**OBJECTIVE:** Below are some entries; can you quote all of them exactly?

**DATASET RECORDS:**
------------------------------------------------------------

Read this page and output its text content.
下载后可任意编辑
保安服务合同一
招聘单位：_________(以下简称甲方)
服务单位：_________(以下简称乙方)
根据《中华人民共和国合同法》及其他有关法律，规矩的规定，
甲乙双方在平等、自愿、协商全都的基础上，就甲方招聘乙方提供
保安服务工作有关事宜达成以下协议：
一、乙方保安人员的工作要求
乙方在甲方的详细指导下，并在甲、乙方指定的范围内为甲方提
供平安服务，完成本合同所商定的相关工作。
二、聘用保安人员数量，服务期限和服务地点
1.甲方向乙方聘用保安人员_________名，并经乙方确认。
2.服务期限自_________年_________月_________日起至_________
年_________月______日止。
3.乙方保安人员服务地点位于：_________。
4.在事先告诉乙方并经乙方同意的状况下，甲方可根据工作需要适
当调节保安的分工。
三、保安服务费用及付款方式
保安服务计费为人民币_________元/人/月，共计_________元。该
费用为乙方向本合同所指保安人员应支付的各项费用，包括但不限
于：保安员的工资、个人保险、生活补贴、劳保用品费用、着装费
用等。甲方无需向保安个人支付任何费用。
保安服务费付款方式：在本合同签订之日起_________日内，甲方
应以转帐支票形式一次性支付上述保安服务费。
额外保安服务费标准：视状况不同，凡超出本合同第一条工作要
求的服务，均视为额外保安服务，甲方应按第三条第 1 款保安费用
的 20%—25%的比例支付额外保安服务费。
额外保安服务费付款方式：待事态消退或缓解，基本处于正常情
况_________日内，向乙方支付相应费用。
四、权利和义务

------------------------------------------------------------

**THE REPLY:**
Read this page and output its text content.
下载后可任意编辑
保安服务合同一
招聘单位：_________(以下简称甲方)
服务单位：_________(以下简称乙方)
根据《中华人民共和国合同法》及其他有关法律，规矩的规定，
甲乙双方在平等、自愿、协商全都的基础上，就甲方招聘乙方提供
保安服务工作有关事宜达成以下协议：
一、乙方保安人员的工作要求
乙方在甲方的详细指导下，并在甲、乙方指定的范围内为甲方提
供平安服务，完成本合同所商定的相关工作。
二、聘用保安人员数量，服务期限和服务地点
1.甲方向乙方聘用保安人员_________名，并经乙方确认。
2.服务期限自_________年_________月_________日起至_________
年_________月______日止。
3.乙方保安人员服务地点位于：_________。
4.在事先告诉乙方并经乙方同意的状况下，甲方可根据工作需要适
当调节保安的分工。
三、保安服务费用及付款方式
保安服务计费为人民币_________元/人/月，共计_________元。该
费用为乙方向本合同所指保安人员应支付的各项费用，包括但不限
于：保安员的工资、个人保险、生活补贴、劳保用品费用、着装费
用等。甲方无需向保安个人支付任何费用。
保安服务费付款方式：在本合同签订之日起_________日内，甲方
应以转帐支票形式一次性支付上述保安服务费。
额外保安服务费标准：视状况不同，凡超出本合同第一条工作要
求的服务，均视为额外保安服务，甲方应按第三条第 1 款保安费用
的 20%—25%的比例支付额外保安服务费。
额外保安服务费付款方式：待事态消退或缓解，基本处于正常情
况_________日内，向乙方支付相应费用。
四、权利和义务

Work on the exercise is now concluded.